**DO THIS**
How many of the lines below include "TradingView"? Give the number and no other words.

**GIVEN RECORDS**
— Start —
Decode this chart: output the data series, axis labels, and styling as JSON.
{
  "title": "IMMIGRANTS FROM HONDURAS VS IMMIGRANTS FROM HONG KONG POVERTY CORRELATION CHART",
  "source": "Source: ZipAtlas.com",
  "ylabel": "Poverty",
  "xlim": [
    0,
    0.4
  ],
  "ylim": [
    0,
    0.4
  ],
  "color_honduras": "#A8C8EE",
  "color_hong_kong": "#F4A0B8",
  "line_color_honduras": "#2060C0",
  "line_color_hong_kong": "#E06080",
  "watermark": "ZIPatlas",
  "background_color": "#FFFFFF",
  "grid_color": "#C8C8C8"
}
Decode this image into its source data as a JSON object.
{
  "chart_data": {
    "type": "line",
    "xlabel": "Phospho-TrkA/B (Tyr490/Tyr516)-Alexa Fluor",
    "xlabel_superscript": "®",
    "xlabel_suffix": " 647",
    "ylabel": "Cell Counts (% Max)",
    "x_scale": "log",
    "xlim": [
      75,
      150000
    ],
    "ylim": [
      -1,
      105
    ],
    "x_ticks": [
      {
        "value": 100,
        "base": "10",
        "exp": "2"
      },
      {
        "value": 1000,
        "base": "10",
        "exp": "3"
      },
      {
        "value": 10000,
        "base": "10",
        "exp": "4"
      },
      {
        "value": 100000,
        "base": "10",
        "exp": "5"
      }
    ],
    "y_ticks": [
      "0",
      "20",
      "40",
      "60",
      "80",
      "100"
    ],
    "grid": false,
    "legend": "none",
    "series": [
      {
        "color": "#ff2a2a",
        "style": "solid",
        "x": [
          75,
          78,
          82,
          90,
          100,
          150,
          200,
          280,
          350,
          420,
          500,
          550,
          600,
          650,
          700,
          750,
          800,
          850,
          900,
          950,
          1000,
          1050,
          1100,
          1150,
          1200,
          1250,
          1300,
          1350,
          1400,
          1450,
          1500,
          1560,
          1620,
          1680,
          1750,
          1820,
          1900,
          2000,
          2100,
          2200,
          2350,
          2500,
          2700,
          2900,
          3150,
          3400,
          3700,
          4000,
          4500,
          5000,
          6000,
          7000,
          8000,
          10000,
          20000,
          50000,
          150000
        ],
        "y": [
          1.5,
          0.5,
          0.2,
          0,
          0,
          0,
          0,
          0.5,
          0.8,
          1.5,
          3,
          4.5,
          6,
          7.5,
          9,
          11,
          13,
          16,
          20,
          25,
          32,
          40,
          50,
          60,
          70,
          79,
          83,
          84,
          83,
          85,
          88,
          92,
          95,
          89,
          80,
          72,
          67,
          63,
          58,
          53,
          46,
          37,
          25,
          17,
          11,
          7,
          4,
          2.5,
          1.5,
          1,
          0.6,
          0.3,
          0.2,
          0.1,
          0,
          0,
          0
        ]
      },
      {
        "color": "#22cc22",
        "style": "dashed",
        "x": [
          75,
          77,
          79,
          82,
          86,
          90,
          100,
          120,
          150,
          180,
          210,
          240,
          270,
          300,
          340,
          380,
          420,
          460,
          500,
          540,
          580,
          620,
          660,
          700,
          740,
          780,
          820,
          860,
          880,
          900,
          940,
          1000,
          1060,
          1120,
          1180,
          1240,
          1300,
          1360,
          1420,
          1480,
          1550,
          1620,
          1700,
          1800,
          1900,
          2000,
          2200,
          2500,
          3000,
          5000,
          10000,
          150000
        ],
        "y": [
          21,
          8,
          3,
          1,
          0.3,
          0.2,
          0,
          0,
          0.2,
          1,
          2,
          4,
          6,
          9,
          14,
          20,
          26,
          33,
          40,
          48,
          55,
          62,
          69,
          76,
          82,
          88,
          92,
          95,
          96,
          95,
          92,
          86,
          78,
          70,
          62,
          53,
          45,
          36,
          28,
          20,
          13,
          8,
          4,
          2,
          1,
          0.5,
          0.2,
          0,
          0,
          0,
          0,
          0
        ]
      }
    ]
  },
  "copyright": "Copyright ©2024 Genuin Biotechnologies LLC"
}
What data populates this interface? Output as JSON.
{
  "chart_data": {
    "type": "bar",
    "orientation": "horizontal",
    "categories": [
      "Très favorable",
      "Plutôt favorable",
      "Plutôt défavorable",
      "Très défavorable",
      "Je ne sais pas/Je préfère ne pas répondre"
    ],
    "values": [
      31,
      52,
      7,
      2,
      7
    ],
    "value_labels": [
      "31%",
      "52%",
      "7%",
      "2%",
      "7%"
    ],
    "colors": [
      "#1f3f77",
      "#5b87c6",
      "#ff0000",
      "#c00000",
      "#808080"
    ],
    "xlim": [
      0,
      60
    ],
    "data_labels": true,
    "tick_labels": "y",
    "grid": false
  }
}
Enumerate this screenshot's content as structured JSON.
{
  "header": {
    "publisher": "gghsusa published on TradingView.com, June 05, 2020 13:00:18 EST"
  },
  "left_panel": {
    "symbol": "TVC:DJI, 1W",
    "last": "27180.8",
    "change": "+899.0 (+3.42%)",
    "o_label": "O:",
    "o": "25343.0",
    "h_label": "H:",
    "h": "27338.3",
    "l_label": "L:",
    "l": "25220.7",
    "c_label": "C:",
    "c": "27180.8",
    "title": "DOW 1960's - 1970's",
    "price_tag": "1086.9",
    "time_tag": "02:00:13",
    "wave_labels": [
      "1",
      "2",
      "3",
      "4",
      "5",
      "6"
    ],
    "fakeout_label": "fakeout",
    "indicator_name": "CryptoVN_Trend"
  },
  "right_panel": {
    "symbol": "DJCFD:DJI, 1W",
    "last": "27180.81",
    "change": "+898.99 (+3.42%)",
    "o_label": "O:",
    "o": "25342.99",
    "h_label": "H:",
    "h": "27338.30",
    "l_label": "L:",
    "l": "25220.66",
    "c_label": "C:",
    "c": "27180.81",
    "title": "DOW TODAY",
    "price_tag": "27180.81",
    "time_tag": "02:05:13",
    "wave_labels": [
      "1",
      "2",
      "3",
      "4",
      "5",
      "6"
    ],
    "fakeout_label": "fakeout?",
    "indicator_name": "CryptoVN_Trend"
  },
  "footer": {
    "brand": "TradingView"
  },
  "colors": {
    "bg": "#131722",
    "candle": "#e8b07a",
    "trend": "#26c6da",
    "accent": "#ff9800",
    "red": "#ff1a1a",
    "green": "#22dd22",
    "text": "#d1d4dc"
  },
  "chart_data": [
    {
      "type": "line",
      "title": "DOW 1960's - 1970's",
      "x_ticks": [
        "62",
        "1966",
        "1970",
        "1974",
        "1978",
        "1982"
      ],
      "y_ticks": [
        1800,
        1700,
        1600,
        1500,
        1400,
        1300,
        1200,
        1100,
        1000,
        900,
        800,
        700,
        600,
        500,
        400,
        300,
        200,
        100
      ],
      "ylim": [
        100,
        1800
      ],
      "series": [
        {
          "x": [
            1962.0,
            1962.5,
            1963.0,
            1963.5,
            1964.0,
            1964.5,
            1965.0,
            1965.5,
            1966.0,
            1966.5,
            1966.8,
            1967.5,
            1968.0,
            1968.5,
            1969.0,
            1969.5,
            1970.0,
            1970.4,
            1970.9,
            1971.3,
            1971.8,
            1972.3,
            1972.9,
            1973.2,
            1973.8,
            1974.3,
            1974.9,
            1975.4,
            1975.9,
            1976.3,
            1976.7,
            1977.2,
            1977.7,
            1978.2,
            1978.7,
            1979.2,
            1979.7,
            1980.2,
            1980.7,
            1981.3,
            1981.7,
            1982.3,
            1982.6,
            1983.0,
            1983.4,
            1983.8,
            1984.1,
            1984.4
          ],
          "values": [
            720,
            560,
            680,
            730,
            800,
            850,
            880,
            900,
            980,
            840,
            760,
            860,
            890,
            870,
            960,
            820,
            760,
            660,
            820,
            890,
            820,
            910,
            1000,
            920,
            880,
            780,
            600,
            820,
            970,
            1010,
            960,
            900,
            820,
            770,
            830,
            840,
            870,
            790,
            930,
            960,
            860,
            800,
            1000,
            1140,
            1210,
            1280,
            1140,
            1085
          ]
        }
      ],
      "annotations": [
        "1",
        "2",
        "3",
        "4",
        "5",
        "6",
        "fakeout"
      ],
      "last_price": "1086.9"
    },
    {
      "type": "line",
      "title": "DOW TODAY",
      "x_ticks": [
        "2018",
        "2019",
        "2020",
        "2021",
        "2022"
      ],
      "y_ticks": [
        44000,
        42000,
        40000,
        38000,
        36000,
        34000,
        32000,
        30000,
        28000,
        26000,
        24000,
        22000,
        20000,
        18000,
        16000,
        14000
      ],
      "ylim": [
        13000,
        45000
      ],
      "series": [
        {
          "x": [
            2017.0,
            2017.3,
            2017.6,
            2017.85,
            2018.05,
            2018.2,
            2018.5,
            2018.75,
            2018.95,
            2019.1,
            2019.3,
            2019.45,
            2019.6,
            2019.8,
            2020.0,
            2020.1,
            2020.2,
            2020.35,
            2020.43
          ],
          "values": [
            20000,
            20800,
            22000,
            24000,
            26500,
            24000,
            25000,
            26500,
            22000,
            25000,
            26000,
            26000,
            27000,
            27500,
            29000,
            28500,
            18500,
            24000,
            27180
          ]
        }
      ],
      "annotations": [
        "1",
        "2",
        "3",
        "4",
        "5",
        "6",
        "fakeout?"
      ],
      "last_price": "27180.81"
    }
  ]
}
— End —
**EXERCISE OUTPUT**
2